**What to produce:** Would you transcribe the listing that follows, character for character, and omit its images?

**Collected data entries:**
____________________

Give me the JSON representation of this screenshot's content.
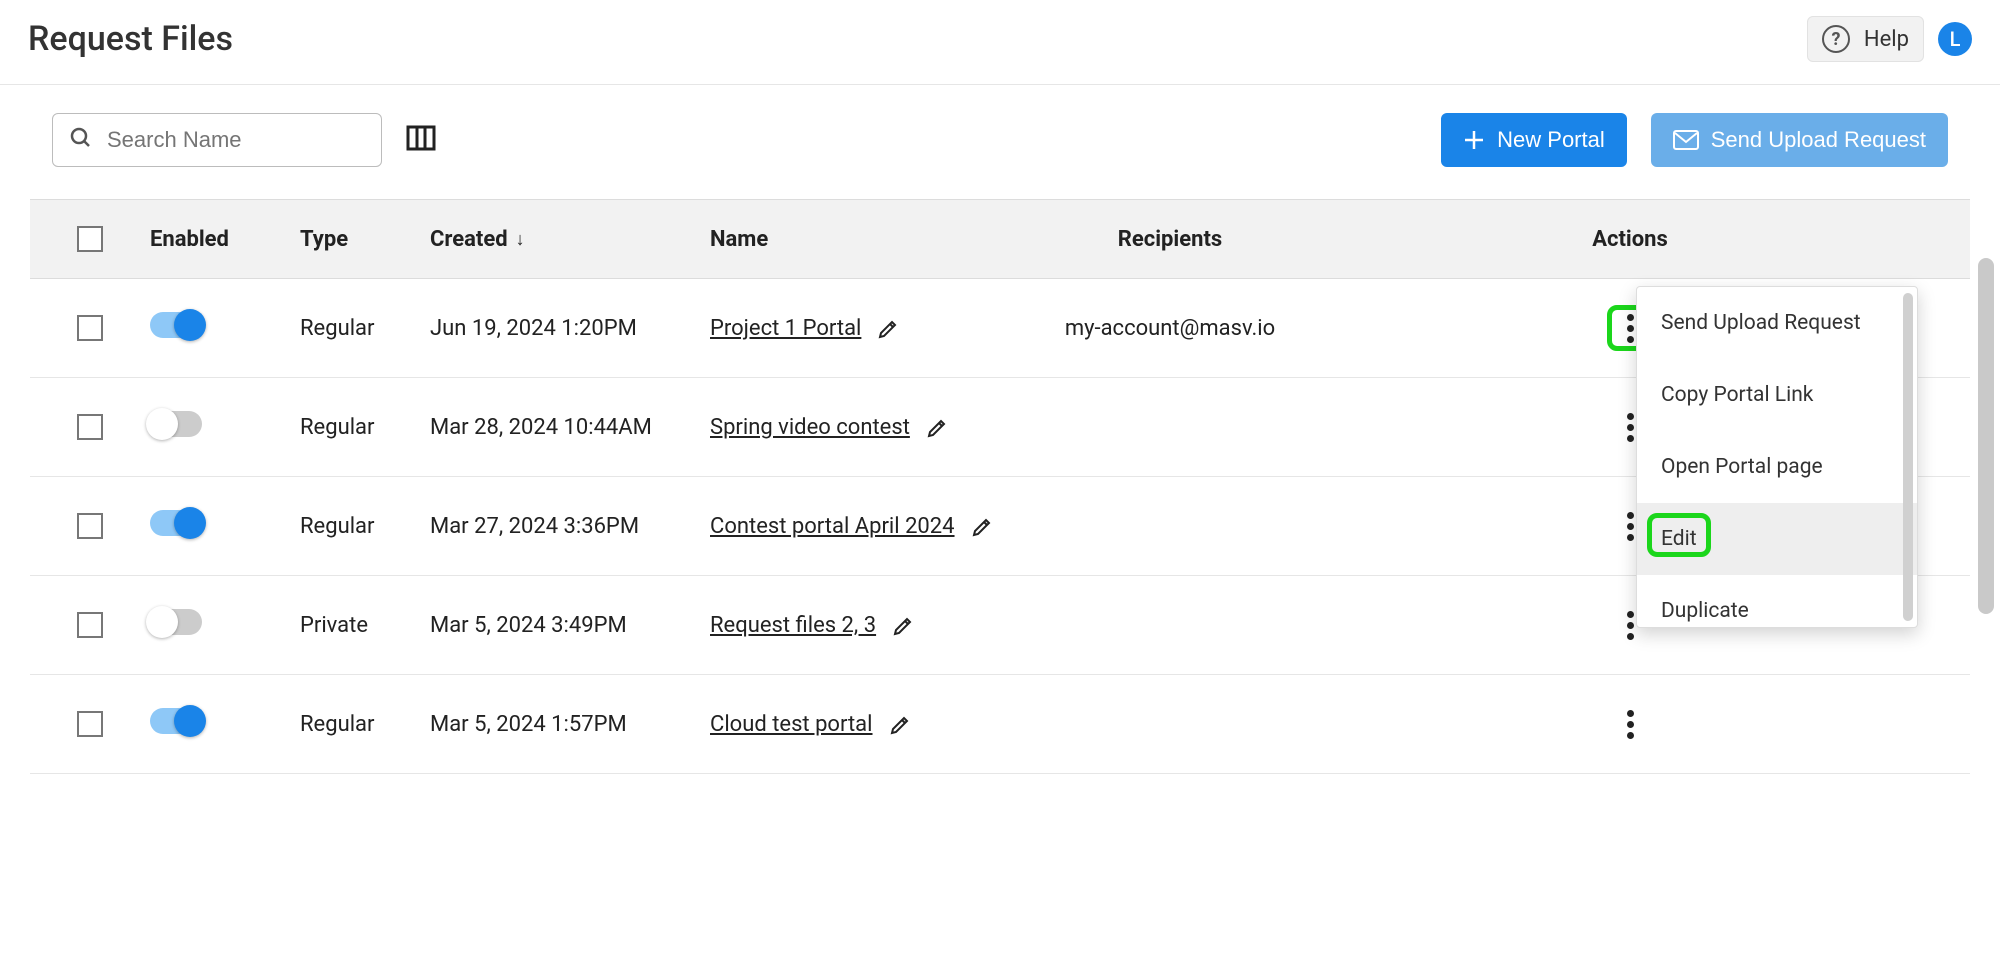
{
  "header": {
    "title": "Request Files",
    "help_label": "Help",
    "avatar_initial": "L"
  },
  "toolbar": {
    "search_placeholder": "Search Name",
    "new_portal": "New Portal",
    "send_upload": "Send Upload Request"
  },
  "table": {
    "columns": {
      "enabled": "Enabled",
      "type": "Type",
      "created": "Created",
      "name": "Name",
      "recipients": "Recipients",
      "actions": "Actions"
    },
    "rows": [
      {
        "enabled": true,
        "type": "Regular",
        "created": "Jun 19, 2024 1:20PM",
        "name": "Project 1 Portal",
        "recipients": "my-account@masv.io"
      },
      {
        "enabled": false,
        "type": "Regular",
        "created": "Mar 28, 2024 10:44AM",
        "name": "Spring video contest",
        "recipients": ""
      },
      {
        "enabled": true,
        "type": "Regular",
        "created": "Mar 27, 2024 3:36PM",
        "name": "Contest portal April 2024",
        "recipients": ""
      },
      {
        "enabled": false,
        "type": "Private",
        "created": "Mar 5, 2024 3:49PM",
        "name": "Request files 2, 3",
        "recipients": ""
      },
      {
        "enabled": true,
        "type": "Regular",
        "created": "Mar 5, 2024 1:57PM",
        "name": "Cloud test portal",
        "recipients": ""
      }
    ]
  },
  "menu": {
    "send_upload": "Send Upload Request",
    "copy_link": "Copy Portal Link",
    "open_page": "Open Portal page",
    "edit": "Edit",
    "duplicate": "Duplicate"
  }
}
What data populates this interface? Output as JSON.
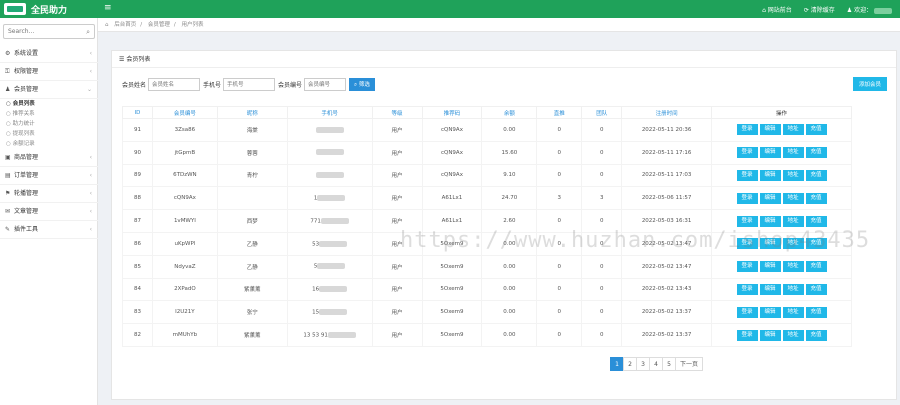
{
  "app": {
    "brand": "全民助力"
  },
  "topbar": {
    "site_home": "网站前台",
    "clear_cache": "清除缓存",
    "welcome": "欢迎："
  },
  "sidebar": {
    "search_placeholder": "Search...",
    "items": [
      {
        "label": "系统设置",
        "icon": "gear-icon"
      },
      {
        "label": "权限管理",
        "icon": "permission-icon"
      },
      {
        "label": "会员管理",
        "icon": "user-icon",
        "sub": [
          "会员列表",
          "推荐关系",
          "助力统计",
          "提现列表",
          "余额记录"
        ]
      },
      {
        "label": "商品管理",
        "icon": "goods-icon"
      },
      {
        "label": "订单管理",
        "icon": "order-icon"
      },
      {
        "label": "轮播管理",
        "icon": "flag-icon"
      },
      {
        "label": "文章管理",
        "icon": "chat-icon"
      },
      {
        "label": "插件工具",
        "icon": "plugin-icon"
      }
    ]
  },
  "breadcrumb": [
    "后台首页",
    "会员管理",
    "用户列表"
  ],
  "panel": {
    "title": "会员列表"
  },
  "filter": {
    "member_name_label": "会员姓名",
    "member_name_placeholder": "会员姓名",
    "phone_label": "手机号",
    "phone_placeholder": "手机号",
    "member_no_label": "会员编号",
    "member_no_placeholder": "会员编号",
    "search_btn": "筛选",
    "add_btn": "添加会员"
  },
  "table": {
    "headers": [
      "ID",
      "会员编号",
      "昵称",
      "手机号",
      "等级",
      "推荐码",
      "余额",
      "直推",
      "团队",
      "注册时间",
      "操作"
    ],
    "actions": [
      "登录",
      "编辑",
      "地址",
      "充值"
    ],
    "rows": [
      {
        "id": "91",
        "no": "3Zsa86",
        "nick": "海棠",
        "phone": "",
        "level": "用户",
        "code": "cQN9Ax",
        "balance": "0.00",
        "direct": "0",
        "team": "0",
        "time": "2022-05-11 20:36"
      },
      {
        "id": "90",
        "no": "jtGpmB",
        "nick": "蓉蓉",
        "phone": "",
        "level": "用户",
        "code": "cQN9Ax",
        "balance": "15.60",
        "direct": "0",
        "team": "0",
        "time": "2022-05-11 17:16"
      },
      {
        "id": "89",
        "no": "6TDzWN",
        "nick": "青柠",
        "phone": "",
        "level": "用户",
        "code": "cQN9Ax",
        "balance": "9.10",
        "direct": "0",
        "team": "0",
        "time": "2022-05-11 17:03"
      },
      {
        "id": "88",
        "no": "cQN9Ax",
        "nick": "",
        "phone": "1",
        "level": "用户",
        "code": "A61Lx1",
        "balance": "24.70",
        "direct": "3",
        "team": "3",
        "time": "2022-05-06 11:57"
      },
      {
        "id": "87",
        "no": "1vMWYI",
        "nick": "西梦",
        "phone": "771",
        "level": "用户",
        "code": "A61Lx1",
        "balance": "2.60",
        "direct": "0",
        "team": "0",
        "time": "2022-05-03 16:31"
      },
      {
        "id": "86",
        "no": "uKpWPl",
        "nick": "乙静",
        "phone": "53",
        "level": "用户",
        "code": "5Oxem9",
        "balance": "0.00",
        "direct": "0",
        "team": "0",
        "time": "2022-05-02 13:47"
      },
      {
        "id": "85",
        "no": "NdyvaZ",
        "nick": "乙静",
        "phone": "5",
        "level": "用户",
        "code": "5Oxem9",
        "balance": "0.00",
        "direct": "0",
        "team": "0",
        "time": "2022-05-02 13:47"
      },
      {
        "id": "84",
        "no": "2XPadO",
        "nick": "紫薰薰",
        "phone": "16",
        "level": "用户",
        "code": "5Oxem9",
        "balance": "0.00",
        "direct": "0",
        "team": "0",
        "time": "2022-05-02 13:43"
      },
      {
        "id": "83",
        "no": "I2U21Y",
        "nick": "张宁",
        "phone": "15",
        "level": "用户",
        "code": "5Oxem9",
        "balance": "0.00",
        "direct": "0",
        "team": "0",
        "time": "2022-05-02 13:37"
      },
      {
        "id": "82",
        "no": "mMUhYb",
        "nick": "紫薰薰",
        "phone": "13 53 91",
        "level": "用户",
        "code": "5Oxem9",
        "balance": "0.00",
        "direct": "0",
        "team": "0",
        "time": "2022-05-02 13:37"
      }
    ]
  },
  "pagination": {
    "pages": [
      "1",
      "2",
      "3",
      "4",
      "5"
    ],
    "next": "下一页",
    "current": "1"
  },
  "watermark": "https://www.huzhan.com/ishop43435",
  "colors": {
    "topbar": "#1fa25a",
    "primary": "#2a8fd8",
    "action": "#20b8e8"
  }
}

____________________

**Exercise result:**
Give me the JSON representation of this screenshot's content.
{
  "header": {
    "title": "Request Files",
    "help_label": "Help",
    "avatar_initial": "L"
  },
  "toolbar": {
    "search_placeholder": "Search Name",
    "new_portal": "New Portal",
    "send_upload": "Send Upload Request"
  },
  "table": {
    "columns": {
      "enabled": "Enabled",
      "type": "Type",
      "created": "Created",
      "name": "Name",
      "recipients": "Recipients",
      "actions": "Actions"
    },
    "rows": [
      {
        "enabled": true,
        "type": "Regular",
        "created": "Jun 19, 2024 1:20PM",
        "name": "Project 1 Portal",
        "recipients": "my-account@masv.io"
      },
      {
        "enabled": false,
        "type": "Regular",
        "created": "Mar 28, 2024 10:44AM",
        "name": "Spring video contest",
        "recipients": ""
      },
      {
        "enabled": true,
        "type": "Regular",
        "created": "Mar 27, 2024 3:36PM",
        "name": "Contest portal April 2024",
        "recipients": ""
      },
      {
        "enabled": false,
        "type": "Private",
        "created": "Mar 5, 2024 3:49PM",
        "name": "Request files 2, 3",
        "recipients": ""
      },
      {
        "enabled": true,
        "type": "Regular",
        "created": "Mar 5, 2024 1:57PM",
        "name": "Cloud test portal",
        "recipients": ""
      }
    ]
  },
  "menu": {
    "send_upload": "Send Upload Request",
    "copy_link": "Copy Portal Link",
    "open_page": "Open Portal page",
    "edit": "Edit",
    "duplicate": "Duplicate"
  }
}
What data populates this interface? Output as JSON.
{
  "app": {
    "brand": "全民助力"
  },
  "topbar": {
    "site_home": "网站前台",
    "clear_cache": "清除缓存",
    "welcome": "欢迎："
  },
  "sidebar": {
    "search_placeholder": "Search...",
    "items": [
      {
        "label": "系统设置",
        "icon": "gear-icon"
      },
      {
        "label": "权限管理",
        "icon": "permission-icon"
      },
      {
        "label": "会员管理",
        "icon": "user-icon",
        "sub": [
          "会员列表",
          "推荐关系",
          "助力统计",
          "提现列表",
          "余额记录"
        ]
      },
      {
        "label": "商品管理",
        "icon": "goods-icon"
      },
      {
        "label": "订单管理",
        "icon": "order-icon"
      },
      {
        "label": "轮播管理",
        "icon": "flag-icon"
      },
      {
        "label": "文章管理",
        "icon": "chat-icon"
      },
      {
        "label": "插件工具",
        "icon": "plugin-icon"
      }
    ]
  },
  "breadcrumb": [
    "后台首页",
    "会员管理",
    "用户列表"
  ],
  "panel": {
    "title": "会员列表"
  },
  "filter": {
    "member_name_label": "会员姓名",
    "member_name_placeholder": "会员姓名",
    "phone_label": "手机号",
    "phone_placeholder": "手机号",
    "member_no_label": "会员编号",
    "member_no_placeholder": "会员编号",
    "search_btn": "筛选",
    "add_btn": "添加会员"
  },
  "table": {
    "headers": [
      "ID",
      "会员编号",
      "昵称",
      "手机号",
      "等级",
      "推荐码",
      "余额",
      "直推",
      "团队",
      "注册时间",
      "操作"
    ],
    "actions": [
      "登录",
      "编辑",
      "地址",
      "充值"
    ],
    "rows": [
      {
        "id": "91",
        "no": "3Zsa86",
        "nick": "海棠",
        "phone": "",
        "level": "用户",
        "code": "cQN9Ax",
        "balance": "0.00",
        "direct": "0",
        "team": "0",
        "time": "2022-05-11 20:36"
      },
      {
        "id": "90",
        "no": "jtGpmB",
        "nick": "蓉蓉",
        "phone": "",
        "level": "用户",
        "code": "cQN9Ax",
        "balance": "15.60",
        "direct": "0",
        "team": "0",
        "time": "2022-05-11 17:16"
      },
      {
        "id": "89",
        "no": "6TDzWN",
        "nick": "青柠",
        "phone": "",
        "level": "用户",
        "code": "cQN9Ax",
        "balance": "9.10",
        "direct": "0",
        "team": "0",
        "time": "2022-05-11 17:03"
      },
      {
        "id": "88",
        "no": "cQN9Ax",
        "nick": "",
        "phone": "1",
        "level": "用户",
        "code": "A61Lx1",
        "balance": "24.70",
        "direct": "3",
        "team": "3",
        "time": "2022-05-06 11:57"
      },
      {
        "id": "87",
        "no": "1vMWYI",
        "nick": "西梦",
        "phone": "771",
        "level": "用户",
        "code": "A61Lx1",
        "balance": "2.60",
        "direct": "0",
        "team": "0",
        "time": "2022-05-03 16:31"
      },
      {
        "id": "86",
        "no": "uKpWPl",
        "nick": "乙静",
        "phone": "53",
        "level": "用户",
        "code": "5Oxem9",
        "balance": "0.00",
        "direct": "0",
        "team": "0",
        "time": "2022-05-02 13:47"
      },
      {
        "id": "85",
        "no": "NdyvaZ",
        "nick": "乙静",
        "phone": "5",
        "level": "用户",
        "code": "5Oxem9",
        "balance": "0.00",
        "direct": "0",
        "team": "0",
        "time": "2022-05-02 13:47"
      },
      {
        "id": "84",
        "no": "2XPadO",
        "nick": "紫薰薰",
        "phone": "16",
        "level": "用户",
        "code": "5Oxem9",
        "balance": "0.00",
        "direct": "0",
        "team": "0",
        "time": "2022-05-02 13:43"
      },
      {
        "id": "83",
        "no": "I2U21Y",
        "nick": "张宁",
        "phone": "15",
        "level": "用户",
        "code": "5Oxem9",
        "balance": "0.00",
        "direct": "0",
        "team": "0",
        "time": "2022-05-02 13:37"
      },
      {
        "id": "82",
        "no": "mMUhYb",
        "nick": "紫薰薰",
        "phone": "13 53 91",
        "level": "用户",
        "code": "5Oxem9",
        "balance": "0.00",
        "direct": "0",
        "team": "0",
        "time": "2022-05-02 13:37"
      }
    ]
  },
  "pagination": {
    "pages": [
      "1",
      "2",
      "3",
      "4",
      "5"
    ],
    "next": "下一页",
    "current": "1"
  },
  "watermark": "https://www.huzhan.com/ishop43435",
  "colors": {
    "topbar": "#1fa25a",
    "primary": "#2a8fd8",
    "action": "#20b8e8"
  }
}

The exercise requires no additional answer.